* Work to do: Filter the entries, keeping every line with the word "icon".
+===+
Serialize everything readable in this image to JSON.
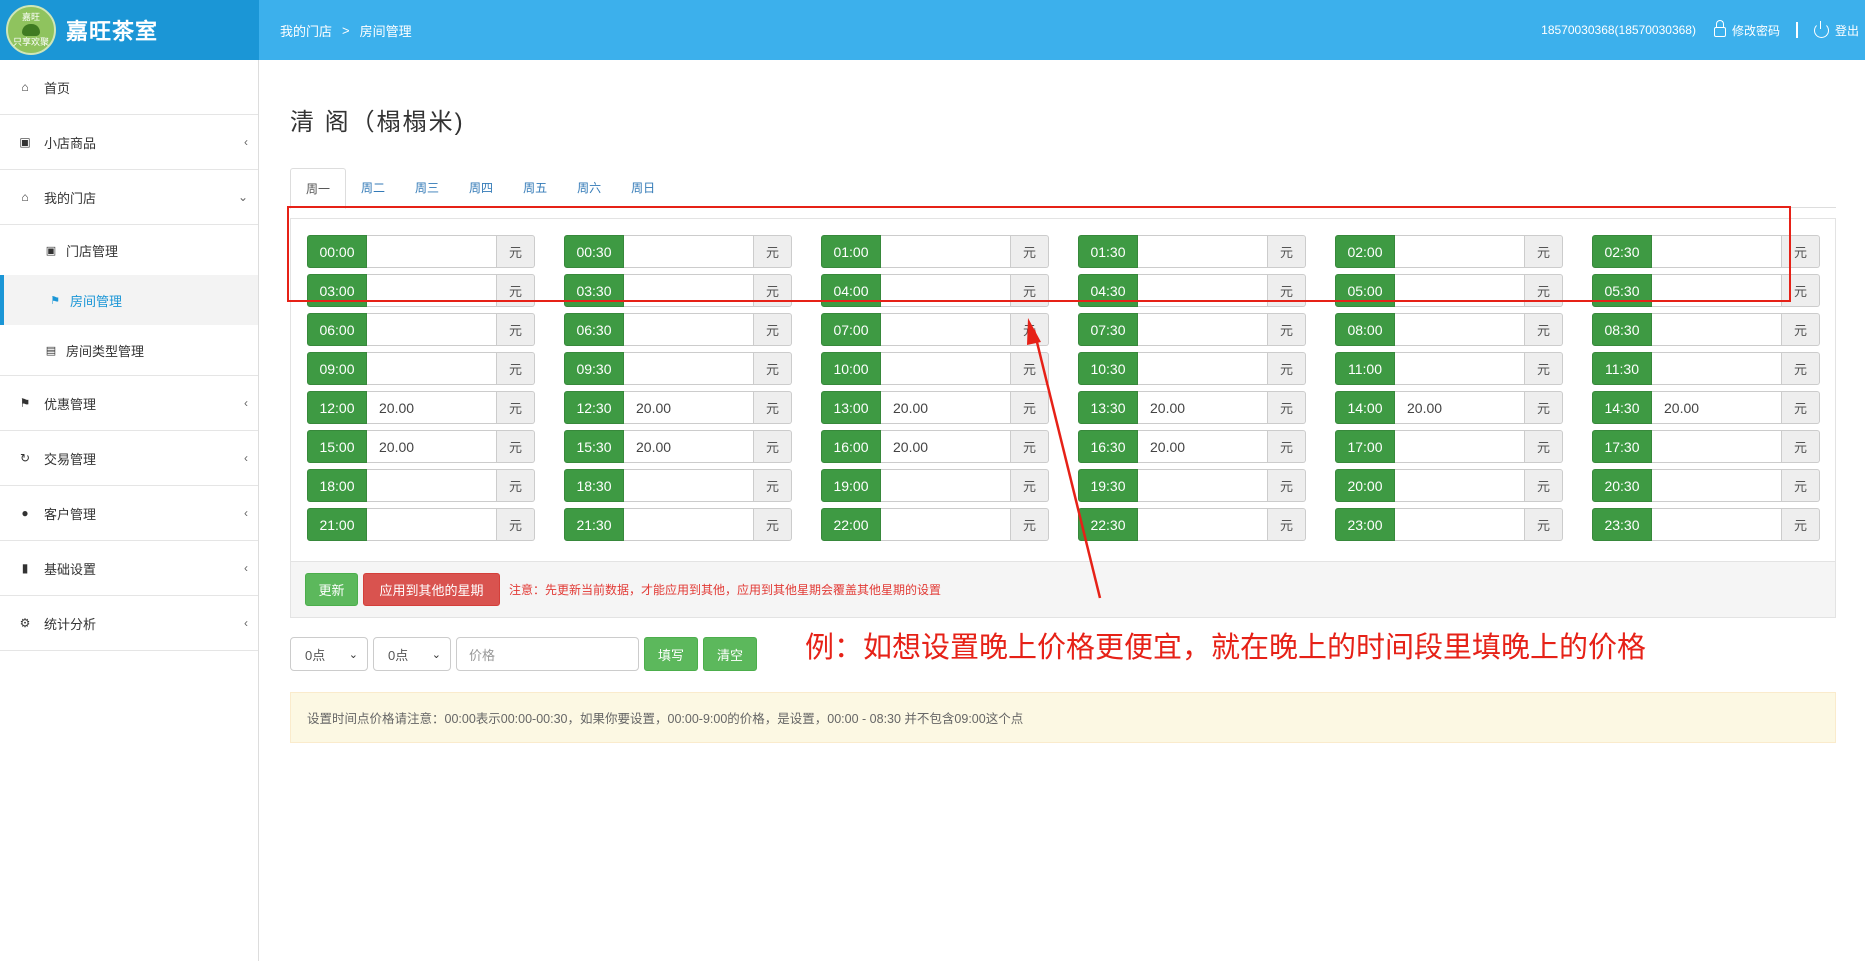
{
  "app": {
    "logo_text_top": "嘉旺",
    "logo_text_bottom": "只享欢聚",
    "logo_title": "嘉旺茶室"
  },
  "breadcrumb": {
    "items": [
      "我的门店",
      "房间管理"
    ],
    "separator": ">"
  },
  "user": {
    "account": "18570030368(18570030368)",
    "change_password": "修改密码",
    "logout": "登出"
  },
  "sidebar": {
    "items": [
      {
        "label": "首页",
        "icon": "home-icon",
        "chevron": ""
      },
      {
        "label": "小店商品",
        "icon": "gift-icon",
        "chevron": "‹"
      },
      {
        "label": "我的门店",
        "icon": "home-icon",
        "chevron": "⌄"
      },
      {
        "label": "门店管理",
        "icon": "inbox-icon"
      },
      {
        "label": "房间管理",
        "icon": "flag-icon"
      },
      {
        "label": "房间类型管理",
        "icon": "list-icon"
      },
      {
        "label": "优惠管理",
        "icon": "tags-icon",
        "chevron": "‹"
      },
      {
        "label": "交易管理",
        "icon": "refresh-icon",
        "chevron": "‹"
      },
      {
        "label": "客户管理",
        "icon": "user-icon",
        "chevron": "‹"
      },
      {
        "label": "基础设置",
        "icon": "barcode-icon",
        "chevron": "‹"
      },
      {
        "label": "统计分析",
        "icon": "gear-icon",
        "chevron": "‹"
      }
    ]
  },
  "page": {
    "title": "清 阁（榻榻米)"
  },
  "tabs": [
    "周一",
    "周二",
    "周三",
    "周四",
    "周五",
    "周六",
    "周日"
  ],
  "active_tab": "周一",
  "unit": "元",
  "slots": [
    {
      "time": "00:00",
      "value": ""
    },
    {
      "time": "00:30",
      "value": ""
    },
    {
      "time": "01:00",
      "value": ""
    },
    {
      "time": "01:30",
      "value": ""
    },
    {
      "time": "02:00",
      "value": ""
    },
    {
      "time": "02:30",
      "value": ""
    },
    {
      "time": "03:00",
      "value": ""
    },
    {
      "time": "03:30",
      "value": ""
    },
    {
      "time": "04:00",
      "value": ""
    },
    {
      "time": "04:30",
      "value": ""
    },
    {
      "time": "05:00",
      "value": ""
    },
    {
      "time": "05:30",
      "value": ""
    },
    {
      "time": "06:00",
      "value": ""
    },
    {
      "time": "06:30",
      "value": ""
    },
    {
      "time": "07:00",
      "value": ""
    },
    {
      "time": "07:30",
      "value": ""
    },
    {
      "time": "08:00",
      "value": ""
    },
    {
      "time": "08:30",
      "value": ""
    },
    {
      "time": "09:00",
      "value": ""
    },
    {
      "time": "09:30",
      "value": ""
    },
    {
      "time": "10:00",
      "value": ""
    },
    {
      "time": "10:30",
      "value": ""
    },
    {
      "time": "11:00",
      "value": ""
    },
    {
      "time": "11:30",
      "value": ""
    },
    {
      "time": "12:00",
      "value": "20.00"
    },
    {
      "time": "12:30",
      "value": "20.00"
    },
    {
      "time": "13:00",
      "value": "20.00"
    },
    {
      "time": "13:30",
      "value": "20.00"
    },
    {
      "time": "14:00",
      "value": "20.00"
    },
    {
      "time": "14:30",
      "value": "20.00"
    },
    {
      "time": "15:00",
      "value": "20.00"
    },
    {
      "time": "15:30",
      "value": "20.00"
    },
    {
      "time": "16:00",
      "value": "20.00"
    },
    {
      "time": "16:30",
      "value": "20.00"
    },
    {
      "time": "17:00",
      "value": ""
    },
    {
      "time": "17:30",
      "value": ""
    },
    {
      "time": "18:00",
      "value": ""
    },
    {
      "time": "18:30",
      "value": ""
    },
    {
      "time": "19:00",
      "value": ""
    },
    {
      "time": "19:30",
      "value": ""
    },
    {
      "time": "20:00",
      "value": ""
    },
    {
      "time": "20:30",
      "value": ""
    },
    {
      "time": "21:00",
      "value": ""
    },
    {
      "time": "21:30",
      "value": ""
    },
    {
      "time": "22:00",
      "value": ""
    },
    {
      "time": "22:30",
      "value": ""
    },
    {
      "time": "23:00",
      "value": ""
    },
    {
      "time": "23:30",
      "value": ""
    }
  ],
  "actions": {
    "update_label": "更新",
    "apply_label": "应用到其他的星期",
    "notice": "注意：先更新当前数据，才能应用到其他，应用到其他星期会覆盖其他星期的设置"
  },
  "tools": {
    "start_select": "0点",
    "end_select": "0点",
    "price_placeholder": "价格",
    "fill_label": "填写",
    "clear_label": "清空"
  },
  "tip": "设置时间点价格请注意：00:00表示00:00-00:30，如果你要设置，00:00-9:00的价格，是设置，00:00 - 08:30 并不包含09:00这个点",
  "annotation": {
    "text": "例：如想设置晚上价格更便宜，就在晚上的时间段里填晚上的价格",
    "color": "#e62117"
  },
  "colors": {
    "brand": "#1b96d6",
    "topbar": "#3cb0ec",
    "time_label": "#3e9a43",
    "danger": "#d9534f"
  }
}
+===+
* Response to this exercise:
        "icon": "home-icon",
        "icon": "gift-icon",
        "icon": "home-icon",
        "icon": "inbox-icon"
        "icon": "flag-icon"
        "icon": "list-icon"
        "icon": "tags-icon",
        "icon": "refresh-icon",
        "icon": "user-icon",
        "icon": "barcode-icon",
        "icon": "gear-icon",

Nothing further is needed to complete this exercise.